◆ **Extracted records**
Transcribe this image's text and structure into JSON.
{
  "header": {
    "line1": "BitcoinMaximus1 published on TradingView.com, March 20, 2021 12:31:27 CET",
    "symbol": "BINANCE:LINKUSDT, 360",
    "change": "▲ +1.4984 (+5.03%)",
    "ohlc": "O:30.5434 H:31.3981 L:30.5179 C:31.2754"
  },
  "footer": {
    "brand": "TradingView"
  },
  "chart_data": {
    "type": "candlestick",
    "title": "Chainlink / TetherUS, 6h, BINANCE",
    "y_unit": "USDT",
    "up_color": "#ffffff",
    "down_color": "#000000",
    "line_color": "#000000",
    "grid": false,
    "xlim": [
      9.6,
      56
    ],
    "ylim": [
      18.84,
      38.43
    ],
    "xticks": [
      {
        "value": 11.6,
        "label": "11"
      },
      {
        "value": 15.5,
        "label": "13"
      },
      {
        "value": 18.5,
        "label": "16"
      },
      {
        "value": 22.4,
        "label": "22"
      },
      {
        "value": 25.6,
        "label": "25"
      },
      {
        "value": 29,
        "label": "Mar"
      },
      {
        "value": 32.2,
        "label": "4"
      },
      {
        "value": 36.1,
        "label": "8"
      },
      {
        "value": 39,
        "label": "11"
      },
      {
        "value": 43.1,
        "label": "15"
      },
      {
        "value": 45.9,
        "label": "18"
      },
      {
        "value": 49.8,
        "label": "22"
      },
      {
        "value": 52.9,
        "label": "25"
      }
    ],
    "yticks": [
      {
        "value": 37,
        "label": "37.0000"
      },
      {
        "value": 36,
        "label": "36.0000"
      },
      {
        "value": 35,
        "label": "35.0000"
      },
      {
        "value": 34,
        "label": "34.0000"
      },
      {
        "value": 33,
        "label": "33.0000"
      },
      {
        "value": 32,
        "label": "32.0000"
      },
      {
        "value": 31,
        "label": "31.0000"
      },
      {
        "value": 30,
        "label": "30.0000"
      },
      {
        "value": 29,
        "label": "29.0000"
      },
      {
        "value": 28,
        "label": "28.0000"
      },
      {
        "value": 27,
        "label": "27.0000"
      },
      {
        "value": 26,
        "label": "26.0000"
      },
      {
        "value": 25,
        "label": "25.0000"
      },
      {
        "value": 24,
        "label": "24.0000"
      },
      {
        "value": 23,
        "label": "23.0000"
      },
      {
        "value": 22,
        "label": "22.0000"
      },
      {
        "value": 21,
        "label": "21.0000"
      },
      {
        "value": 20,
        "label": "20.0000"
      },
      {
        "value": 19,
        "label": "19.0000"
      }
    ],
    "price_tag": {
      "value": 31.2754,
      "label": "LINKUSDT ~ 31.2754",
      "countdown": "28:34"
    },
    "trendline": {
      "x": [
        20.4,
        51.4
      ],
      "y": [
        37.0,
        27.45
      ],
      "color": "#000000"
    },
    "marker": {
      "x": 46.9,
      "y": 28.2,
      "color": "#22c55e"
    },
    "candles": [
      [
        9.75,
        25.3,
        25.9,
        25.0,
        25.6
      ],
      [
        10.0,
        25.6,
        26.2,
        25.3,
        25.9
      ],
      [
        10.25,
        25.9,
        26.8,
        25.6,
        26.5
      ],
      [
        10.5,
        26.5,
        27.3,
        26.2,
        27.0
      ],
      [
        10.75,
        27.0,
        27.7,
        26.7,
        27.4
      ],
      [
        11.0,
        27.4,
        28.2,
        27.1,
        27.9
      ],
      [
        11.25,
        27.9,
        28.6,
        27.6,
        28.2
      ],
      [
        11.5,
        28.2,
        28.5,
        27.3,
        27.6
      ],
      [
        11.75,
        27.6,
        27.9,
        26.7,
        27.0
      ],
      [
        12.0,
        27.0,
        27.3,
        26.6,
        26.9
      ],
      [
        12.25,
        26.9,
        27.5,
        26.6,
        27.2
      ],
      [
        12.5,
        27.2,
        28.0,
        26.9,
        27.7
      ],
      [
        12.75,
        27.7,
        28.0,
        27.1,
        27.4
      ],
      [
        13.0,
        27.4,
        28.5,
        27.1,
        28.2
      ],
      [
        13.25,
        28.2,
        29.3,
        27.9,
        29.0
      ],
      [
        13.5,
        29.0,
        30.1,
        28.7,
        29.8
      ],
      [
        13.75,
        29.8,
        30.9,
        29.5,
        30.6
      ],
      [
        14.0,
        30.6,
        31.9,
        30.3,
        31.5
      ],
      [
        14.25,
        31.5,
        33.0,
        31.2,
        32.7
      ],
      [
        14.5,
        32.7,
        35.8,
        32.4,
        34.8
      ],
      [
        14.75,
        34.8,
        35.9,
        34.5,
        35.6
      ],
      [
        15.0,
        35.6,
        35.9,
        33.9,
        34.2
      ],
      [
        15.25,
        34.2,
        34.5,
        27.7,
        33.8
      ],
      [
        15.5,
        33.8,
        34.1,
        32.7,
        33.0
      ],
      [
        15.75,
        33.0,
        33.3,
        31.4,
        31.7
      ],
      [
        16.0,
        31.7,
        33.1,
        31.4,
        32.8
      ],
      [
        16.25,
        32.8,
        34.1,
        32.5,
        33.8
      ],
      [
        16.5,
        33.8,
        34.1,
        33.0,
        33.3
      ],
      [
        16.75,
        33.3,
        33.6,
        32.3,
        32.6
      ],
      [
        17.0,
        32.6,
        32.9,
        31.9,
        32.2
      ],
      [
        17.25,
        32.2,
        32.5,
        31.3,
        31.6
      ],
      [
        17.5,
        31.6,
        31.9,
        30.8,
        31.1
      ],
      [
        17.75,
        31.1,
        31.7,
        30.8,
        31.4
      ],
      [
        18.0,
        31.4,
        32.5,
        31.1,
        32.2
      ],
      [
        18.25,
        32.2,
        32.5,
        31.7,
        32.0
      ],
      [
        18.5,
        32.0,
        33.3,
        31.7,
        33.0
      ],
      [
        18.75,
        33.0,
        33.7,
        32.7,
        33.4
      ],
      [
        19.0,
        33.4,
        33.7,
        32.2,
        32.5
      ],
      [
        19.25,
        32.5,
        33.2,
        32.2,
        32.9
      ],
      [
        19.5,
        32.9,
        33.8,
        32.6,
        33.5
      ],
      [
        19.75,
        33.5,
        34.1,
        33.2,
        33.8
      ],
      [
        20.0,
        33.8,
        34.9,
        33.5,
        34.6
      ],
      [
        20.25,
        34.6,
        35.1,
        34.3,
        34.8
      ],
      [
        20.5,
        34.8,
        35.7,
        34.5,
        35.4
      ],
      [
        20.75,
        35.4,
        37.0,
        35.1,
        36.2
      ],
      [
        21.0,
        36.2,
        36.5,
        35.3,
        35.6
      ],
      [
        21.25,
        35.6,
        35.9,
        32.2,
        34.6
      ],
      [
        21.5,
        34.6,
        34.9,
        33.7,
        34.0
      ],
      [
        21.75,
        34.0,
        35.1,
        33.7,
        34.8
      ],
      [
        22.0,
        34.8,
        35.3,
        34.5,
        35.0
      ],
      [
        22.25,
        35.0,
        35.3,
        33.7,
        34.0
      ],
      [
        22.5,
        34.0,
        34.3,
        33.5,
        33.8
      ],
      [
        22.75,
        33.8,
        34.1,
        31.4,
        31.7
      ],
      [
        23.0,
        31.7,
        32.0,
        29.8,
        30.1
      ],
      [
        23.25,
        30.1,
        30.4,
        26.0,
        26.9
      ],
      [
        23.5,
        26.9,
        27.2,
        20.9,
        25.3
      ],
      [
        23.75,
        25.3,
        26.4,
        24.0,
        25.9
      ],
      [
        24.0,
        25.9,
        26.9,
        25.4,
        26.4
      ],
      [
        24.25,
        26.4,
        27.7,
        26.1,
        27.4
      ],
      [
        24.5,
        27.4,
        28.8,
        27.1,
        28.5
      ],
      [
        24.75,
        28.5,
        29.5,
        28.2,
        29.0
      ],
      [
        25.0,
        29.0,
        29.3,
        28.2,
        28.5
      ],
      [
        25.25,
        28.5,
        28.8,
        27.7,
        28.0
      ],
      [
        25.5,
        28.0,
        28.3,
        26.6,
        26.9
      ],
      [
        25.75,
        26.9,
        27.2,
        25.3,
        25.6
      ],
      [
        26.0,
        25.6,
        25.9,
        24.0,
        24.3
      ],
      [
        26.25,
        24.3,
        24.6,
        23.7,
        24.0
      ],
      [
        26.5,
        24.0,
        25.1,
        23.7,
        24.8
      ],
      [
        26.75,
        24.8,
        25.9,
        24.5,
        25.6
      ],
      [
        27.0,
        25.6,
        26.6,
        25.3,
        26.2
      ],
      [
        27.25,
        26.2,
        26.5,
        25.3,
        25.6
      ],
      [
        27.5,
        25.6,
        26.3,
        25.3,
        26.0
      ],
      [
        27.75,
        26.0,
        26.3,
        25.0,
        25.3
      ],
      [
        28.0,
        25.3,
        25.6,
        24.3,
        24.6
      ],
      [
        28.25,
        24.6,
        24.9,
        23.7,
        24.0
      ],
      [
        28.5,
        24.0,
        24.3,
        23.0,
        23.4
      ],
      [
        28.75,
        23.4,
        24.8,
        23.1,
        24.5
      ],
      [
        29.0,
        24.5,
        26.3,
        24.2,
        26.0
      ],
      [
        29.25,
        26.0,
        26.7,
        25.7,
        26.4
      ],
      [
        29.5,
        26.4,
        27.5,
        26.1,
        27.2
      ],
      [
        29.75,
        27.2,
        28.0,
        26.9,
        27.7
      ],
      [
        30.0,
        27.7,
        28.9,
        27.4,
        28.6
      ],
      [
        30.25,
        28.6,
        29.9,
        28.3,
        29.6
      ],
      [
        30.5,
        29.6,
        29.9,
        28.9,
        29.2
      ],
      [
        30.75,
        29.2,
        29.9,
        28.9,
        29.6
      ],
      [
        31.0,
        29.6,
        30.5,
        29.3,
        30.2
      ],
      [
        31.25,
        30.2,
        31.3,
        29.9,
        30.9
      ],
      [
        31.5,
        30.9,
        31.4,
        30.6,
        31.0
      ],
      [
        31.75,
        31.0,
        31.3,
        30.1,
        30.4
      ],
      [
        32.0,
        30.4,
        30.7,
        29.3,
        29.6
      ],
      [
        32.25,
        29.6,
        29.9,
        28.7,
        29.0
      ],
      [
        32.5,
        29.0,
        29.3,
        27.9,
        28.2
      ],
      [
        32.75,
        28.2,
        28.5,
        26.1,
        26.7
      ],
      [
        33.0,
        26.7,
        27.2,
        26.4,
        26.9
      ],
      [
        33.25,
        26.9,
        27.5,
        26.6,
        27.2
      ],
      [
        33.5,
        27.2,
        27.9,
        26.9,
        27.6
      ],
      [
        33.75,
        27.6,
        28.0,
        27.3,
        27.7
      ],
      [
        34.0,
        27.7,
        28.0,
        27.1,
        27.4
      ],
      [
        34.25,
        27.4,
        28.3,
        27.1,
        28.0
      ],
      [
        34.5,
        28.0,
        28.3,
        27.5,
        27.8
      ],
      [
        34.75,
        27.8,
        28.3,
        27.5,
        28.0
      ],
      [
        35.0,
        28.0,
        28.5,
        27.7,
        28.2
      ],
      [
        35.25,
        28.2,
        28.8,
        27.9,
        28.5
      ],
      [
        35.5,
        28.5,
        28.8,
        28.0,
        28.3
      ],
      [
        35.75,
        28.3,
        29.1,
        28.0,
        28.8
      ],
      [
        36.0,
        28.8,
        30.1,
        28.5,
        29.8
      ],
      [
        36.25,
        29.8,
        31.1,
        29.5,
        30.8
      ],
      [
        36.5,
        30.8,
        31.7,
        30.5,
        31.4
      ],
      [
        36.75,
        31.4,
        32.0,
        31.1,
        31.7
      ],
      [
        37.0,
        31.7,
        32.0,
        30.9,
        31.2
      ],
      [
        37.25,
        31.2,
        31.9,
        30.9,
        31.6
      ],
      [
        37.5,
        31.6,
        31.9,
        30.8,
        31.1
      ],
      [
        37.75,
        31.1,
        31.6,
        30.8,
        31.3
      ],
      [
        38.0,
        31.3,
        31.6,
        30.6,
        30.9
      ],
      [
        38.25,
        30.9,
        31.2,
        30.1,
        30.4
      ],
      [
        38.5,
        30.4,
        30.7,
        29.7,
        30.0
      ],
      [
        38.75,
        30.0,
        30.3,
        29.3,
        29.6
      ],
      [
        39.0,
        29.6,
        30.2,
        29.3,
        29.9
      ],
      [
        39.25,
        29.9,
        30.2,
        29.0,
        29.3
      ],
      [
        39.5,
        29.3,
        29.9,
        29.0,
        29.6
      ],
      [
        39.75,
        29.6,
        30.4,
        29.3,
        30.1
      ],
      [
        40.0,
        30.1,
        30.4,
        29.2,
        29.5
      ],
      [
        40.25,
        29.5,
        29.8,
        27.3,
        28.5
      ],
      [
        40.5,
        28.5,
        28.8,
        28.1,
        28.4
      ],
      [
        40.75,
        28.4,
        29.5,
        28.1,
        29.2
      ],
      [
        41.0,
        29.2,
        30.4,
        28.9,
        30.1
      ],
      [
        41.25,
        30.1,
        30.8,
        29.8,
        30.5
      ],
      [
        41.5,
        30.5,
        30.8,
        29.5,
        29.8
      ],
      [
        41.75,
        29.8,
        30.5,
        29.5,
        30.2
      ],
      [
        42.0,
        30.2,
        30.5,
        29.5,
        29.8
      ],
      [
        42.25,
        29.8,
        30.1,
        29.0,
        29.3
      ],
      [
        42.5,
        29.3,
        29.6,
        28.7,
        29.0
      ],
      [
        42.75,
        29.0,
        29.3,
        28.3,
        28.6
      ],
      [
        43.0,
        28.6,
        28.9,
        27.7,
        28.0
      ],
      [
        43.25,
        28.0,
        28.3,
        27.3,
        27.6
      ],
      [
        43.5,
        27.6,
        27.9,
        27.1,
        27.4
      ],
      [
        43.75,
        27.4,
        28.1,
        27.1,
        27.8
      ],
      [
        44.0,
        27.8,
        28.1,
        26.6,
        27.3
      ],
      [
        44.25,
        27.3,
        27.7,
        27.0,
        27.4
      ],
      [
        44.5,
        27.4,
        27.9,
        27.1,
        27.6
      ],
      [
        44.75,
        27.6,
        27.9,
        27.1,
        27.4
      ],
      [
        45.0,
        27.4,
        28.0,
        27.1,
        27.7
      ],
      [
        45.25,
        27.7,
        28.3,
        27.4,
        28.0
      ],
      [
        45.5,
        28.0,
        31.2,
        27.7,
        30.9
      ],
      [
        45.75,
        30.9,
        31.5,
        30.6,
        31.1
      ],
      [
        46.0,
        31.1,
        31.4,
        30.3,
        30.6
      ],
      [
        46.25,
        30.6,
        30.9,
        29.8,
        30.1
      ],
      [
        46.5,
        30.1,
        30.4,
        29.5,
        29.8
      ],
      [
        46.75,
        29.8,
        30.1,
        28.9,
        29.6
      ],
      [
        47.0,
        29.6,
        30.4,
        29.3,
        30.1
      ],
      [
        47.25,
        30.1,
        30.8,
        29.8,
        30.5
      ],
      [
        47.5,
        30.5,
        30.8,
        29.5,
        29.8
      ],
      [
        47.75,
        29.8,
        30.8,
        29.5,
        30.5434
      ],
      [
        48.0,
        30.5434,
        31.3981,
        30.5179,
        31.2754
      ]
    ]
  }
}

◆ **What you will do**
Count every line above that holds the string "BINANCE" and give the total, nothing more.

◆ **Answer below**
2